§ Challenge
Retype everything in the listing, leaving each line exactly as it is.

* start Record excerpts *

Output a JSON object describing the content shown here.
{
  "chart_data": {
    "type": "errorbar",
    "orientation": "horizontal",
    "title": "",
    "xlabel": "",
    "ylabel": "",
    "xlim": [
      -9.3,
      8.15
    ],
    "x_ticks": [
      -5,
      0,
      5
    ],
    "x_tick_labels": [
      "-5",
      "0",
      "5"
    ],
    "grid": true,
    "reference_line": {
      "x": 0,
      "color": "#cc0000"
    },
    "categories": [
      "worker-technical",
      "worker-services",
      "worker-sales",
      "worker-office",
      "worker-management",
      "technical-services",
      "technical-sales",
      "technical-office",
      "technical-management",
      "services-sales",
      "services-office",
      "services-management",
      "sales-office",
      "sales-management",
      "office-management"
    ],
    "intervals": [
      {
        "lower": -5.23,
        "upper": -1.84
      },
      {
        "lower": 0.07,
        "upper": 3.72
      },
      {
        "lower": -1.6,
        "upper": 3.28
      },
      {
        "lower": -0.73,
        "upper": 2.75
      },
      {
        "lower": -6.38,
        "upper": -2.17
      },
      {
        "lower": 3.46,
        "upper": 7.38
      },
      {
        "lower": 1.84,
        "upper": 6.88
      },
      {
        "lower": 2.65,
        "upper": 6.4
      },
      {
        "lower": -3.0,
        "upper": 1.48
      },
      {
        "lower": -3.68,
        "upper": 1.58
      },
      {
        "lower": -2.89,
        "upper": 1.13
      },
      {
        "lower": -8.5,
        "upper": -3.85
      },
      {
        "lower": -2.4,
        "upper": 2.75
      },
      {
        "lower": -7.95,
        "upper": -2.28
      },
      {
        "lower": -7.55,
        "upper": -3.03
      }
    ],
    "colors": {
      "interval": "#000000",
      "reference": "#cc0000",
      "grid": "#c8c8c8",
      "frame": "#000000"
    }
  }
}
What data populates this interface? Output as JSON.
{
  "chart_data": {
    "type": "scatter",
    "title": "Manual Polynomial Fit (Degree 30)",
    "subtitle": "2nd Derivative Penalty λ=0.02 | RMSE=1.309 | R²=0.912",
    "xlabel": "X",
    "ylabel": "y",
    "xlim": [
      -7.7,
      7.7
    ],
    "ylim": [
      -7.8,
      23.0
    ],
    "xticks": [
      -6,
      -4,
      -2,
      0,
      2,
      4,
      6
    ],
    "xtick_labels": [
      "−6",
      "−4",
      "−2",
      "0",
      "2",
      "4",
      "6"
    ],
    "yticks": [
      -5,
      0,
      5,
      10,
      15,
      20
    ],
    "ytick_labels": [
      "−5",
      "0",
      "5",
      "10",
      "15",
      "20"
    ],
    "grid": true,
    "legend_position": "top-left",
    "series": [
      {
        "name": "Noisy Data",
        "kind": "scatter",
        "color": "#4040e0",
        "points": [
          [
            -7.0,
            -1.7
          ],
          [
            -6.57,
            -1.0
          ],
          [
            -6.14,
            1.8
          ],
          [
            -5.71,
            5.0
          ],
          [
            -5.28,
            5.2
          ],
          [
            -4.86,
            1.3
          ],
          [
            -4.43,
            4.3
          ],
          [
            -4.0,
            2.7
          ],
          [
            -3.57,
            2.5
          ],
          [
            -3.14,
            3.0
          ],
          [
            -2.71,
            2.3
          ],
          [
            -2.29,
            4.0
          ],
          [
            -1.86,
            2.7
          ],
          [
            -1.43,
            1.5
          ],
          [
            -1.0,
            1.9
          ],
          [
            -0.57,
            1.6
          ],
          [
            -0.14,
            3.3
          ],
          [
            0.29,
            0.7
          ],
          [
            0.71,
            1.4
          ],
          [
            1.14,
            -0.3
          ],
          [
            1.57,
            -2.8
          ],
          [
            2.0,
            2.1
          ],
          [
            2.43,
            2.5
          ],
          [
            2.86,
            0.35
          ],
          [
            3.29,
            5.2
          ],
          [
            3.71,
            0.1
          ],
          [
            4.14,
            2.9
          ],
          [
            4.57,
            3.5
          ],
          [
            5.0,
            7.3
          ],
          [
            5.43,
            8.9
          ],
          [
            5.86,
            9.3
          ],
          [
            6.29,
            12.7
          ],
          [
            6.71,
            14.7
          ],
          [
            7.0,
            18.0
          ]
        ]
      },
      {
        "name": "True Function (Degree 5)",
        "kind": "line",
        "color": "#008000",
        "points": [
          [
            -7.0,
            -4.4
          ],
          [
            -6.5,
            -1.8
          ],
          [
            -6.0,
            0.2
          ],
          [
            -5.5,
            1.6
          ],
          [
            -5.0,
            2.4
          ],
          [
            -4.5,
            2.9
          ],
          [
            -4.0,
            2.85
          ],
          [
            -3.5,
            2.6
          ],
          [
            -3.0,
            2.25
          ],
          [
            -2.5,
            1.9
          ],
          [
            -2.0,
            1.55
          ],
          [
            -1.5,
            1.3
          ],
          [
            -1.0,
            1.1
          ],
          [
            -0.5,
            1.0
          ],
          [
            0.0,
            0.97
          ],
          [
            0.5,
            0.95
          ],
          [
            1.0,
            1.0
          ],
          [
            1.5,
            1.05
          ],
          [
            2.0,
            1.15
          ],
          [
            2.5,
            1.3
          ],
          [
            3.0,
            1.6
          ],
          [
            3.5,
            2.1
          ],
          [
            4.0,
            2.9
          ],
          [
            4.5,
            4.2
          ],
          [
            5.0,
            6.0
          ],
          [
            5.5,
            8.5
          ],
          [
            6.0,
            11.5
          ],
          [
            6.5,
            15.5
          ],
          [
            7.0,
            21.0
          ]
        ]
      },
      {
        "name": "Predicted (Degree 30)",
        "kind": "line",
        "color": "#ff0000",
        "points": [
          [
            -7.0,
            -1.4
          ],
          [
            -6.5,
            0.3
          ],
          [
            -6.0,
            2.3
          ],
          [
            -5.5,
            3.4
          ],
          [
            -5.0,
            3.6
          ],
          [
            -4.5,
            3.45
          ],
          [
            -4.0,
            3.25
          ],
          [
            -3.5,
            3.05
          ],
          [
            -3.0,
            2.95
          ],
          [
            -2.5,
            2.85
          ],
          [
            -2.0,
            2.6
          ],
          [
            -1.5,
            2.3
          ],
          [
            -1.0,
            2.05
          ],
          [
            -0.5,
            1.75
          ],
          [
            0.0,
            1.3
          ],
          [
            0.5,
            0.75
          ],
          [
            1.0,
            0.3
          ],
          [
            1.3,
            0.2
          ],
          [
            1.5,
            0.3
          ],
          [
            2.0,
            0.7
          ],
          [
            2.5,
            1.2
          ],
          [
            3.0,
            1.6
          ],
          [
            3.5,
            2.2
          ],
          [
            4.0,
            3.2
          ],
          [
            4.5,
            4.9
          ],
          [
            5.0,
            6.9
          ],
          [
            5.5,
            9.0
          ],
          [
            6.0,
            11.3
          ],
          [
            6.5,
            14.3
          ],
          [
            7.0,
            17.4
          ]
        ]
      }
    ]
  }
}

* end Record excerpts *

§ Correct response
Output a JSON object describing the content shown here.
{
  "chart_data": {
    "type": "errorbar",
    "orientation": "horizontal",
    "title": "",
    "xlabel": "",
    "ylabel": "",
    "xlim": [
      -9.3,
      8.15
    ],
    "x_ticks": [
      -5,
      0,
      5
    ],
    "x_tick_labels": [
      "-5",
      "0",
      "5"
    ],
    "grid": true,
    "reference_line": {
      "x": 0,
      "color": "#cc0000"
    },
    "categories": [
      "worker-technical",
      "worker-services",
      "worker-sales",
      "worker-office",
      "worker-management",
      "technical-services",
      "technical-sales",
      "technical-office",
      "technical-management",
      "services-sales",
      "services-office",
      "services-management",
      "sales-office",
      "sales-management",
      "office-management"
    ],
    "intervals": [
      {
        "lower": -5.23,
        "upper": -1.84
      },
      {
        "lower": 0.07,
        "upper": 3.72
      },
      {
        "lower": -1.6,
        "upper": 3.28
      },
      {
        "lower": -0.73,
        "upper": 2.75
      },
      {
        "lower": -6.38,
        "upper": -2.17
      },
      {
        "lower": 3.46,
        "upper": 7.38
      },
      {
        "lower": 1.84,
        "upper": 6.88
      },
      {
        "lower": 2.65,
        "upper": 6.4
      },
      {
        "lower": -3.0,
        "upper": 1.48
      },
      {
        "lower": -3.68,
        "upper": 1.58
      },
      {
        "lower": -2.89,
        "upper": 1.13
      },
      {
        "lower": -8.5,
        "upper": -3.85
      },
      {
        "lower": -2.4,
        "upper": 2.75
      },
      {
        "lower": -7.95,
        "upper": -2.28
      },
      {
        "lower": -7.55,
        "upper": -3.03
      }
    ],
    "colors": {
      "interval": "#000000",
      "reference": "#cc0000",
      "grid": "#c8c8c8",
      "frame": "#000000"
    }
  }
}
What data populates this interface? Output as JSON.
{
  "chart_data": {
    "type": "scatter",
    "title": "Manual Polynomial Fit (Degree 30)",
    "subtitle": "2nd Derivative Penalty λ=0.02 | RMSE=1.309 | R²=0.912",
    "xlabel": "X",
    "ylabel": "y",
    "xlim": [
      -7.7,
      7.7
    ],
    "ylim": [
      -7.8,
      23.0
    ],
    "xticks": [
      -6,
      -4,
      -2,
      0,
      2,
      4,
      6
    ],
    "xtick_labels": [
      "−6",
      "−4",
      "−2",
      "0",
      "2",
      "4",
      "6"
    ],
    "yticks": [
      -5,
      0,
      5,
      10,
      15,
      20
    ],
    "ytick_labels": [
      "−5",
      "0",
      "5",
      "10",
      "15",
      "20"
    ],
    "grid": true,
    "legend_position": "top-left",
    "series": [
      {
        "name": "Noisy Data",
        "kind": "scatter",
        "color": "#4040e0",
        "points": [
          [
            -7.0,
            -1.7
          ],
          [
            -6.57,
            -1.0
          ],
          [
            -6.14,
            1.8
          ],
          [
            -5.71,
            5.0
          ],
          [
            -5.28,
            5.2
          ],
          [
            -4.86,
            1.3
          ],
          [
            -4.43,
            4.3
          ],
          [
            -4.0,
            2.7
          ],
          [
            -3.57,
            2.5
          ],
          [
            -3.14,
            3.0
          ],
          [
            -2.71,
            2.3
          ],
          [
            -2.29,
            4.0
          ],
          [
            -1.86,
            2.7
          ],
          [
            -1.43,
            1.5
          ],
          [
            -1.0,
            1.9
          ],
          [
            -0.57,
            1.6
          ],
          [
            -0.14,
            3.3
          ],
          [
            0.29,
            0.7
          ],
          [
            0.71,
            1.4
          ],
          [
            1.14,
            -0.3
          ],
          [
            1.57,
            -2.8
          ],
          [
            2.0,
            2.1
          ],
          [
            2.43,
            2.5
          ],
          [
            2.86,
            0.35
          ],
          [
            3.29,
            5.2
          ],
          [
            3.71,
            0.1
          ],
          [
            4.14,
            2.9
          ],
          [
            4.57,
            3.5
          ],
          [
            5.0,
            7.3
          ],
          [
            5.43,
            8.9
          ],
          [
            5.86,
            9.3
          ],
          [
            6.29,
            12.7
          ],
          [
            6.71,
            14.7
          ],
          [
            7.0,
            18.0
          ]
        ]
      },
      {
        "name": "True Function (Degree 5)",
        "kind": "line",
        "color": "#008000",
        "points": [
          [
            -7.0,
            -4.4
          ],
          [
            -6.5,
            -1.8
          ],
          [
            -6.0,
            0.2
          ],
          [
            -5.5,
            1.6
          ],
          [
            -5.0,
            2.4
          ],
          [
            -4.5,
            2.9
          ],
          [
            -4.0,
            2.85
          ],
          [
            -3.5,
            2.6
          ],
          [
            -3.0,
            2.25
          ],
          [
            -2.5,
            1.9
          ],
          [
            -2.0,
            1.55
          ],
          [
            -1.5,
            1.3
          ],
          [
            -1.0,
            1.1
          ],
          [
            -0.5,
            1.0
          ],
          [
            0.0,
            0.97
          ],
          [
            0.5,
            0.95
          ],
          [
            1.0,
            1.0
          ],
          [
            1.5,
            1.05
          ],
          [
            2.0,
            1.15
          ],
          [
            2.5,
            1.3
          ],
          [
            3.0,
            1.6
          ],
          [
            3.5,
            2.1
          ],
          [
            4.0,
            2.9
          ],
          [
            4.5,
            4.2
          ],
          [
            5.0,
            6.0
          ],
          [
            5.5,
            8.5
          ],
          [
            6.0,
            11.5
          ],
          [
            6.5,
            15.5
          ],
          [
            7.0,
            21.0
          ]
        ]
      },
      {
        "name": "Predicted (Degree 30)",
        "kind": "line",
        "color": "#ff0000",
        "points": [
          [
            -7.0,
            -1.4
          ],
          [
            -6.5,
            0.3
          ],
          [
            -6.0,
            2.3
          ],
          [
            -5.5,
            3.4
          ],
          [
            -5.0,
            3.6
          ],
          [
            -4.5,
            3.45
          ],
          [
            -4.0,
            3.25
          ],
          [
            -3.5,
            3.05
          ],
          [
            -3.0,
            2.95
          ],
          [
            -2.5,
            2.85
          ],
          [
            -2.0,
            2.6
          ],
          [
            -1.5,
            2.3
          ],
          [
            -1.0,
            2.05
          ],
          [
            -0.5,
            1.75
          ],
          [
            0.0,
            1.3
          ],
          [
            0.5,
            0.75
          ],
          [
            1.0,
            0.3
          ],
          [
            1.3,
            0.2
          ],
          [
            1.5,
            0.3
          ],
          [
            2.0,
            0.7
          ],
          [
            2.5,
            1.2
          ],
          [
            3.0,
            1.6
          ],
          [
            3.5,
            2.2
          ],
          [
            4.0,
            3.2
          ],
          [
            4.5,
            4.9
          ],
          [
            5.0,
            6.9
          ],
          [
            5.5,
            9.0
          ],
          [
            6.0,
            11.3
          ],
          [
            6.5,
            14.3
          ],
          [
            7.0,
            17.4
          ]
        ]
      }
    ]
  }
}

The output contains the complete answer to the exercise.